Give the entries back exactly, dropping each image.
++++++++++++++++++++
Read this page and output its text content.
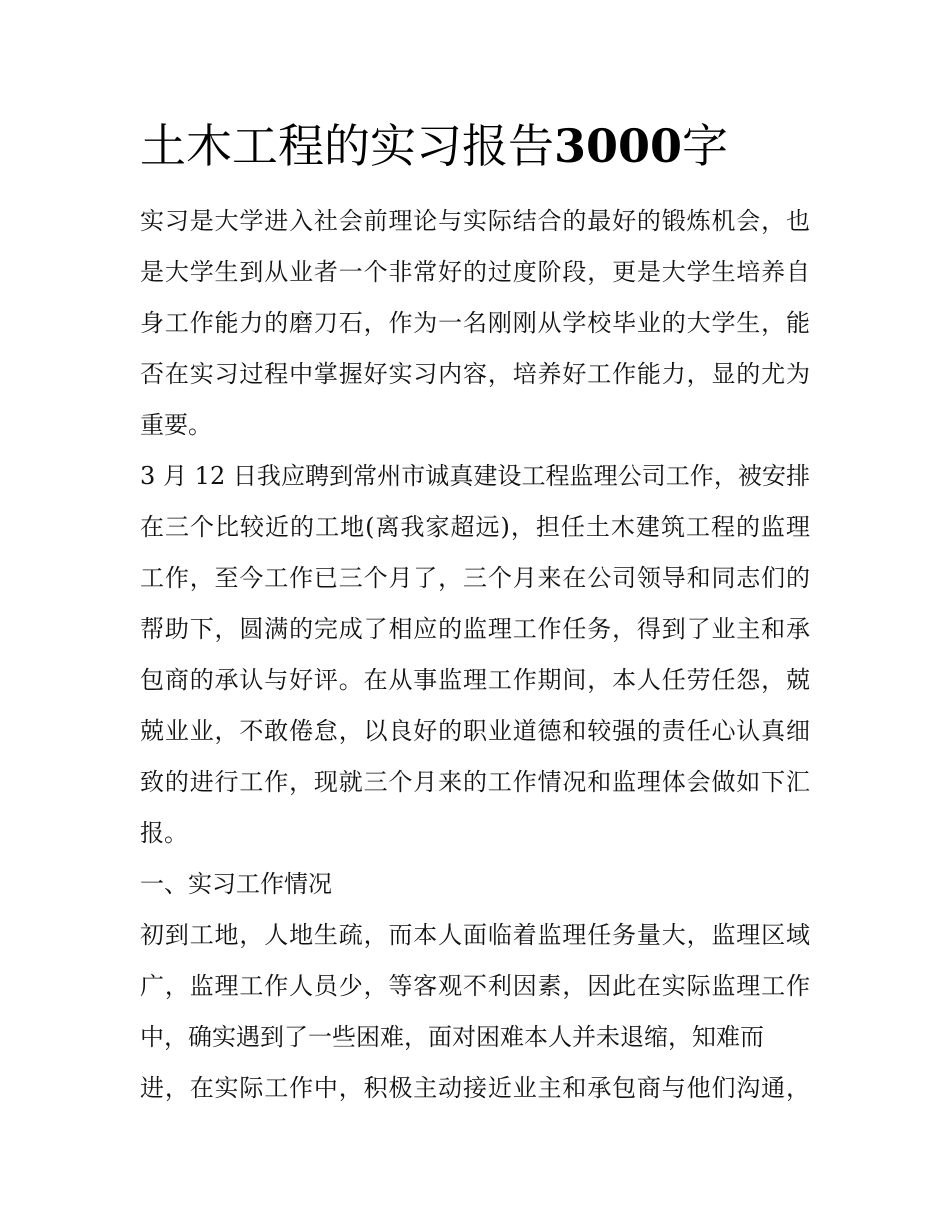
土木工程的实习报告3000字

实习是大学进入社会前理论与实际结合的最好的锻炼机会，也

是大学生到从业者一个非常好的过度阶段，更是大学生培养自

身工作能力的磨刀石，作为一名刚刚从学校毕业的大学生，能

否在实习过程中掌握好实习内容，培养好工作能力，显的尤为

重要。

3 月 12 日我应聘到常州市诚真建设工程监理公司工作，被安排

在三个比较近的工地(离我家超远)，担任土木建筑工程的监理

工作，至今工作已三个月了，三个月来在公司领导和同志们的

帮助下，圆满的完成了相应的监理工作任务，得到了业主和承

包商的承认与好评。在从事监理工作期间，本人任劳任怨，兢

兢业业，不敢倦怠，以良好的职业道德和较强的责任心认真细

致的进行工作，现就三个月来的工作情况和监理体会做如下汇

报。

一、实习工作情况

初到工地，人地生疏，而本人面临着监理任务量大，监理区域

广，监理工作人员少，等客观不利因素，因此在实际监理工作

中，确实遇到了一些困难，面对困难本人并未退缩，知难而

进，在实际工作中，积极主动接近业主和承包商与他们沟通，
++++++++++++++++++++
### WRITTEN REPLY
Read this page and output its text content.
土木工程的实习报告3000字

实习是大学进入社会前理论与实际结合的最好的锻炼机会，也

是大学生到从业者一个非常好的过度阶段，更是大学生培养自

身工作能力的磨刀石，作为一名刚刚从学校毕业的大学生，能

否在实习过程中掌握好实习内容，培养好工作能力，显的尤为

重要。

3 月 12 日我应聘到常州市诚真建设工程监理公司工作，被安排

在三个比较近的工地(离我家超远)，担任土木建筑工程的监理

工作，至今工作已三个月了，三个月来在公司领导和同志们的

帮助下，圆满的完成了相应的监理工作任务，得到了业主和承

包商的承认与好评。在从事监理工作期间，本人任劳任怨，兢

兢业业，不敢倦怠，以良好的职业道德和较强的责任心认真细

致的进行工作，现就三个月来的工作情况和监理体会做如下汇

报。

一、实习工作情况

初到工地，人地生疏，而本人面临着监理任务量大，监理区域

广，监理工作人员少，等客观不利因素，因此在实际监理工作

中，确实遇到了一些困难，面对困难本人并未退缩，知难而

进，在实际工作中，积极主动接近业主和承包商与他们沟通，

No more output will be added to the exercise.